**Data to use**.
____

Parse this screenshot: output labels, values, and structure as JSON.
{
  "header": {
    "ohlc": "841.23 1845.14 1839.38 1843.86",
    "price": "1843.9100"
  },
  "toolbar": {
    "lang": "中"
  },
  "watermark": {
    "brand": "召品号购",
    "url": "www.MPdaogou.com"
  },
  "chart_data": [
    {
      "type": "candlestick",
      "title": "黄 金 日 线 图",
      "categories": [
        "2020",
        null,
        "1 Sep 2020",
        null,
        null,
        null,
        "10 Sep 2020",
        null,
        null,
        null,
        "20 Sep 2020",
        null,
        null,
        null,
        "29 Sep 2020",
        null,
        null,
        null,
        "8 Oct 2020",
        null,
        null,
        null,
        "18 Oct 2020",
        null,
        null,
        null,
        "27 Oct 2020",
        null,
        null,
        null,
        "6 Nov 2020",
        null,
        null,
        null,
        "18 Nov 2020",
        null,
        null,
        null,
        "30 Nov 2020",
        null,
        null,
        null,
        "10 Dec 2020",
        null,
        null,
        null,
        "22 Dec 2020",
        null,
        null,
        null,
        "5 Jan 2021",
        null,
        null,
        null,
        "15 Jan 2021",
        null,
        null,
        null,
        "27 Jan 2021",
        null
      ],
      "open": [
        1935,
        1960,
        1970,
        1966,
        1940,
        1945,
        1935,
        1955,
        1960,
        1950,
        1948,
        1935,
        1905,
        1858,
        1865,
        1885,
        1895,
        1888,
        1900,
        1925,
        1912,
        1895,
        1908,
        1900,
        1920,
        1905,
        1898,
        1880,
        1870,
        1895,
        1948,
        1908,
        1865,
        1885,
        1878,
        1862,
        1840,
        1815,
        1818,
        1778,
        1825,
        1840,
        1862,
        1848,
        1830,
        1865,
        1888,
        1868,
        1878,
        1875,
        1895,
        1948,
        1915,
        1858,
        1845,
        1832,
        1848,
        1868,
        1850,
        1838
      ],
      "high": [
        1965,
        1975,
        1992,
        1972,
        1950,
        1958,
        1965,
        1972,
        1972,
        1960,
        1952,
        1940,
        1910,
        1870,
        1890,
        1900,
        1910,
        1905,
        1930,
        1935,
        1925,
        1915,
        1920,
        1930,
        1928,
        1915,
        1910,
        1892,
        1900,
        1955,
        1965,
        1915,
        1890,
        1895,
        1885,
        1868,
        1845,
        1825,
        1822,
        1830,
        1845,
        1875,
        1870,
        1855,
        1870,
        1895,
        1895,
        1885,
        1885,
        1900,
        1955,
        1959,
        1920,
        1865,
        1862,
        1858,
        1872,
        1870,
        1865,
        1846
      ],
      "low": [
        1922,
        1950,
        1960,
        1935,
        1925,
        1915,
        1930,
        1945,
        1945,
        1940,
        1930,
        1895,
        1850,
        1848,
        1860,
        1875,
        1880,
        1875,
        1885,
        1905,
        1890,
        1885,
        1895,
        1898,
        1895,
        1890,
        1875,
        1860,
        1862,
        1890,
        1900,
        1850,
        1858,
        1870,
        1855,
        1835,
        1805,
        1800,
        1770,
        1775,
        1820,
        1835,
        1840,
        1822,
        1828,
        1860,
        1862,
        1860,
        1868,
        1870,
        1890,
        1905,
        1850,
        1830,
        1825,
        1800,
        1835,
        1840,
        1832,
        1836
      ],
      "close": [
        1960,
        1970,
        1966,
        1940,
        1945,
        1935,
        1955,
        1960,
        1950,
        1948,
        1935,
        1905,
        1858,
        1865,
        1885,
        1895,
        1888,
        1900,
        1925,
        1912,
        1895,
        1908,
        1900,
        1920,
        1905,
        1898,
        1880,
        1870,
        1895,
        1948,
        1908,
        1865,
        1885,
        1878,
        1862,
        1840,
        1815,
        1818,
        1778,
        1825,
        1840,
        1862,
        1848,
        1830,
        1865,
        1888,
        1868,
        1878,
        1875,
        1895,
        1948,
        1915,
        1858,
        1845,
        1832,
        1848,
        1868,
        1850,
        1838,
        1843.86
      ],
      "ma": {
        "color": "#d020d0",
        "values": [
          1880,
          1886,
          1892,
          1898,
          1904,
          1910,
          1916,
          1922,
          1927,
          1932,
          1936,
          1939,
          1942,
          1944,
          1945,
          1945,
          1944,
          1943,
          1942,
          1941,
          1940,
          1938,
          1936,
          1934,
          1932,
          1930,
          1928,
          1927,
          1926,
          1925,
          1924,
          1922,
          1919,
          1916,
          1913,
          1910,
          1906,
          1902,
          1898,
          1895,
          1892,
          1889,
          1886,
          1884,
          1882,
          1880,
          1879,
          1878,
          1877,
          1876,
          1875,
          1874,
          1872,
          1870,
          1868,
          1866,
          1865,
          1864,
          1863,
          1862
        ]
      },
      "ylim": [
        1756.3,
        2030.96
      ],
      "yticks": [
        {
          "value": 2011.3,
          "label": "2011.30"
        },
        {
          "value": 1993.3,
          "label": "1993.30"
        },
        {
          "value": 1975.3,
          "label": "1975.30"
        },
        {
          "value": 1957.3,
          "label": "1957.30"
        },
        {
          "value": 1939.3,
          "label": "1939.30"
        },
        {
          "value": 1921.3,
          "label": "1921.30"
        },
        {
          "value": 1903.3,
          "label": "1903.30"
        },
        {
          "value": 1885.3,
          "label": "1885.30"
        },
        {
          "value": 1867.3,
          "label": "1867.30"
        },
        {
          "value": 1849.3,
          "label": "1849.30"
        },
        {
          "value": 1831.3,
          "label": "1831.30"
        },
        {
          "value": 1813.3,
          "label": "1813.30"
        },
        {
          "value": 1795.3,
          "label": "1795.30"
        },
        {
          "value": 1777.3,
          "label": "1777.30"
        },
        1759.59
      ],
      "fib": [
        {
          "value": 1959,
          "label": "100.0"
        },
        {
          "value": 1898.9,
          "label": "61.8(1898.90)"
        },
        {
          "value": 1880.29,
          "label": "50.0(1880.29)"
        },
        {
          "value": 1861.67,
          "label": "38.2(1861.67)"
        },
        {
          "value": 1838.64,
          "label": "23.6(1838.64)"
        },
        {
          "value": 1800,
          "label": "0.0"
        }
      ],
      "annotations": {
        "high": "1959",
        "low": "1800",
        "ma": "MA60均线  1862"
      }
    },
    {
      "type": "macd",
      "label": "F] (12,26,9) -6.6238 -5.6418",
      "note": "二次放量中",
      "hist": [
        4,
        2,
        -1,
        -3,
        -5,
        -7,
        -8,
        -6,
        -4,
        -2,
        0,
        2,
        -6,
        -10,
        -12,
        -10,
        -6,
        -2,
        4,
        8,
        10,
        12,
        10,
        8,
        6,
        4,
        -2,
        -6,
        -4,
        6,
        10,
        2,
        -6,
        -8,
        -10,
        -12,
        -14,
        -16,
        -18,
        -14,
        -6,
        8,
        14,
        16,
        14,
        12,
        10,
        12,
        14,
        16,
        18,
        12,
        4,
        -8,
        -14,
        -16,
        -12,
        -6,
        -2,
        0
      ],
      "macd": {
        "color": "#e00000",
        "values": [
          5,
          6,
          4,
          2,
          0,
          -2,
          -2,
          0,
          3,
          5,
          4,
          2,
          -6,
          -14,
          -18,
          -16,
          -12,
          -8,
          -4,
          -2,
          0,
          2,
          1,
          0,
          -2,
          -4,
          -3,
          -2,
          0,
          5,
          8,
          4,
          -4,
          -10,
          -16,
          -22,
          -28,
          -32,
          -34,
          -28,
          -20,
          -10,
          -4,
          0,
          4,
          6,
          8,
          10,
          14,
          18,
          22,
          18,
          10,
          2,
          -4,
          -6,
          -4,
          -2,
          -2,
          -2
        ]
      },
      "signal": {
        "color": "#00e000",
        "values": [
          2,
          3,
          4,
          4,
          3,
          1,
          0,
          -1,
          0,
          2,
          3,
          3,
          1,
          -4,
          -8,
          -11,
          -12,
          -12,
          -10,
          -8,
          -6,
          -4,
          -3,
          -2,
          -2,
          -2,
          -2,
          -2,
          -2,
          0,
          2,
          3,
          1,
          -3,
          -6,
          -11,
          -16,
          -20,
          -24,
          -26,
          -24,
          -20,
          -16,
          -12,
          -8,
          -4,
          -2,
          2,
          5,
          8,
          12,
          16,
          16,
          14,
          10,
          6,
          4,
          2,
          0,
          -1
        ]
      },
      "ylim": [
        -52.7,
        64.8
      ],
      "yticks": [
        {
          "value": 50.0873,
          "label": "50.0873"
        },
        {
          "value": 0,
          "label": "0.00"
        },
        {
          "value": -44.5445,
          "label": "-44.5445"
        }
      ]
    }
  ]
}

____

**Directions for this task**. List every line above containing the word "color".

**Reply**.
        "color": "#d020d0",
        "color": "#e00000",
        "color": "#00e000",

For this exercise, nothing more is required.